▸ **Task requirements**:
Lift every line from the entries that includes the word "title".

▸ **Extracted data**:
********************
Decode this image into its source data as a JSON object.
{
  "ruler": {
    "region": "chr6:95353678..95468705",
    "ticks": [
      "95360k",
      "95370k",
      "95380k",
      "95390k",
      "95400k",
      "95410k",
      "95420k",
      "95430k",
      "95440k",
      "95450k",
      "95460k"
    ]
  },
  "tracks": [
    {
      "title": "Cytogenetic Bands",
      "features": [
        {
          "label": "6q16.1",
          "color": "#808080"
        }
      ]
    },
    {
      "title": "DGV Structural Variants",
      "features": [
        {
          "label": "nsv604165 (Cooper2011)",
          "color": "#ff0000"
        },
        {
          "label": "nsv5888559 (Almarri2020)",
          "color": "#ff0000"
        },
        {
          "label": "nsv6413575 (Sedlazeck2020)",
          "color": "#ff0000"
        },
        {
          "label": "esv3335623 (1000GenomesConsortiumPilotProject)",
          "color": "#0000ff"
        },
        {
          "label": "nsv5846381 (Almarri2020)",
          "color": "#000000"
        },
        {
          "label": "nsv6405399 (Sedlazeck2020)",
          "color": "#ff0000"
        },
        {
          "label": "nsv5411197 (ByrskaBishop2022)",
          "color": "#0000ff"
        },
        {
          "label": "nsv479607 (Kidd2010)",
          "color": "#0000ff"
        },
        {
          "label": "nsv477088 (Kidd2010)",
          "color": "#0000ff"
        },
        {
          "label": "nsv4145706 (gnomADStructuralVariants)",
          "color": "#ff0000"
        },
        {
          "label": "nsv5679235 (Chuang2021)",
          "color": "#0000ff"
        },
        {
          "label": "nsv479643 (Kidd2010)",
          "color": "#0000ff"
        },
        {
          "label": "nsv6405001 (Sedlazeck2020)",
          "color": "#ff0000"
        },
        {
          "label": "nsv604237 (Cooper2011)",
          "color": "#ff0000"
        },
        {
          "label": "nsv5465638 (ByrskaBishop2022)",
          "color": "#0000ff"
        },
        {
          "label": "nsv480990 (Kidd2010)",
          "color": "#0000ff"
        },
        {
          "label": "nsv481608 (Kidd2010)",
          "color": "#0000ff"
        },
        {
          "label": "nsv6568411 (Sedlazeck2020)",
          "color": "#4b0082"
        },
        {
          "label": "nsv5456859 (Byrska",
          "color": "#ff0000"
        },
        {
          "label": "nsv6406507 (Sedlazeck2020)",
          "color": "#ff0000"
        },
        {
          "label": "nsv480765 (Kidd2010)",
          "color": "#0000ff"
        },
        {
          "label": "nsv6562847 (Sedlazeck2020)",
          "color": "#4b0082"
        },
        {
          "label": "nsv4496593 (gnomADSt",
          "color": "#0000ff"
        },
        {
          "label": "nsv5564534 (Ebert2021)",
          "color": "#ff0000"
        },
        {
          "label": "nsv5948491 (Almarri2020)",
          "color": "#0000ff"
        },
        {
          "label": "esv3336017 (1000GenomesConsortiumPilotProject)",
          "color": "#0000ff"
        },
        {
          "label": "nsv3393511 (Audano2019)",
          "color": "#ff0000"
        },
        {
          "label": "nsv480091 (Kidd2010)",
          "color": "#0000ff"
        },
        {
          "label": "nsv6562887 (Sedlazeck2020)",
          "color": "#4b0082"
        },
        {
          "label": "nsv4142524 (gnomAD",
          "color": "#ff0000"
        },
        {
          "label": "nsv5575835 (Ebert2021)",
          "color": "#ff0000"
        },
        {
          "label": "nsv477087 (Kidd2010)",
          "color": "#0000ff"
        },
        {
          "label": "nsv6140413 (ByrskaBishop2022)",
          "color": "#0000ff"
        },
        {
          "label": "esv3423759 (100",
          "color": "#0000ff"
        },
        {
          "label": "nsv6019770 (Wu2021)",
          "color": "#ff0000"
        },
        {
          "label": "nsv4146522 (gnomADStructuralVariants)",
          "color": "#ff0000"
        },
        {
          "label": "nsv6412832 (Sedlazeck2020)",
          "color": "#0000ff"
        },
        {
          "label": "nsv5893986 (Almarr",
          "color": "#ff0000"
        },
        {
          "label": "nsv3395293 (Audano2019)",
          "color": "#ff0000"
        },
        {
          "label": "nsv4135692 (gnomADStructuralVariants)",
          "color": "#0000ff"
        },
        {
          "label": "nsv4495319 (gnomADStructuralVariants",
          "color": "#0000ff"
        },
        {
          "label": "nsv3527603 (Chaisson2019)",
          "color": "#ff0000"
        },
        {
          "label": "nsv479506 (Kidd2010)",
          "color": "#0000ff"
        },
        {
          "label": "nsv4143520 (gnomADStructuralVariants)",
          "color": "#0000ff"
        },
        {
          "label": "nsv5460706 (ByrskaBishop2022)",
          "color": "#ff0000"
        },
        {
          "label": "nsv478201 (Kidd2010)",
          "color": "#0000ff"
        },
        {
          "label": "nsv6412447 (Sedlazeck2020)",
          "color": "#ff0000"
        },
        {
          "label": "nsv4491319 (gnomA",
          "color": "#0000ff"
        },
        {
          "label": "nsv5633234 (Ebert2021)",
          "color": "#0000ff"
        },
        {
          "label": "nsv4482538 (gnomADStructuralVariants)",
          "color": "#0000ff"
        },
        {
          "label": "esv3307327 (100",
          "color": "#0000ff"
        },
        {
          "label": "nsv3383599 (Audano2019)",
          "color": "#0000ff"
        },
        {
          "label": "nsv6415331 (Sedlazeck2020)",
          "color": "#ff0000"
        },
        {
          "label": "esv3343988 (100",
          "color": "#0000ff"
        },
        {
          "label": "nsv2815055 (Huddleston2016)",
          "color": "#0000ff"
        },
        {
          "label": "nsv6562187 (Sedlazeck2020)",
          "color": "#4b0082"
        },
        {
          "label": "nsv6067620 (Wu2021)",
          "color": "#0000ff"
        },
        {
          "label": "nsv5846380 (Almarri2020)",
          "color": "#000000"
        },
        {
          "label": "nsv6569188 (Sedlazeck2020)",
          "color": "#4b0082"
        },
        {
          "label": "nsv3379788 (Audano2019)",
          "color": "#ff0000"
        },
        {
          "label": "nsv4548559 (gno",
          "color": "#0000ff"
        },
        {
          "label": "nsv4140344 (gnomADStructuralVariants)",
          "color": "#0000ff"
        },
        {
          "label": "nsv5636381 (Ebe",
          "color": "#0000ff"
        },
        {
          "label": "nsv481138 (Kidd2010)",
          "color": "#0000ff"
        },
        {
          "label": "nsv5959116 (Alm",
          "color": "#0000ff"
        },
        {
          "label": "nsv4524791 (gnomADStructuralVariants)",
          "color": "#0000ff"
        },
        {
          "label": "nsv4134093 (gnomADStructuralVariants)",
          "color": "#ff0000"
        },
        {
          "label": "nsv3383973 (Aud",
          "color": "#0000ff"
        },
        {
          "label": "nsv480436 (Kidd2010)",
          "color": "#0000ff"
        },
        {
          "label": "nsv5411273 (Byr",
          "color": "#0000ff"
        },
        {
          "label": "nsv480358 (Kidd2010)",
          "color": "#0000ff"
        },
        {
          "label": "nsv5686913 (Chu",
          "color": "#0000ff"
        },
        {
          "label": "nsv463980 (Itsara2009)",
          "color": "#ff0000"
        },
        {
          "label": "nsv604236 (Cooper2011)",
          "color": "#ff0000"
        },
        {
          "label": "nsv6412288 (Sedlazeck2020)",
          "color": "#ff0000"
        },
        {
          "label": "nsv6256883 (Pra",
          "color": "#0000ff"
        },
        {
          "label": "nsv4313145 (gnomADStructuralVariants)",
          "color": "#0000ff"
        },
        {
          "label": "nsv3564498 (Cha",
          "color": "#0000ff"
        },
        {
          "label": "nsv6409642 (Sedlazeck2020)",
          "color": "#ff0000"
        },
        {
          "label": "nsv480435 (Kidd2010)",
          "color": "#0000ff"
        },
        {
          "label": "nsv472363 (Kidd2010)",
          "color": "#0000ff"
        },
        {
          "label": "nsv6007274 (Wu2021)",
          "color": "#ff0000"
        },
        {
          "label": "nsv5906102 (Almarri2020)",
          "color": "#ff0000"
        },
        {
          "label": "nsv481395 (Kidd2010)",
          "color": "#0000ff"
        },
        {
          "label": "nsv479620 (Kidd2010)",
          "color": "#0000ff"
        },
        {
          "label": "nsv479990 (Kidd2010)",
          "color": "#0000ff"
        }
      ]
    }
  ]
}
********************
▸ **Your solution**:
      "title": "Cytogenetic Bands",
      "title": "DGV Structural Variants",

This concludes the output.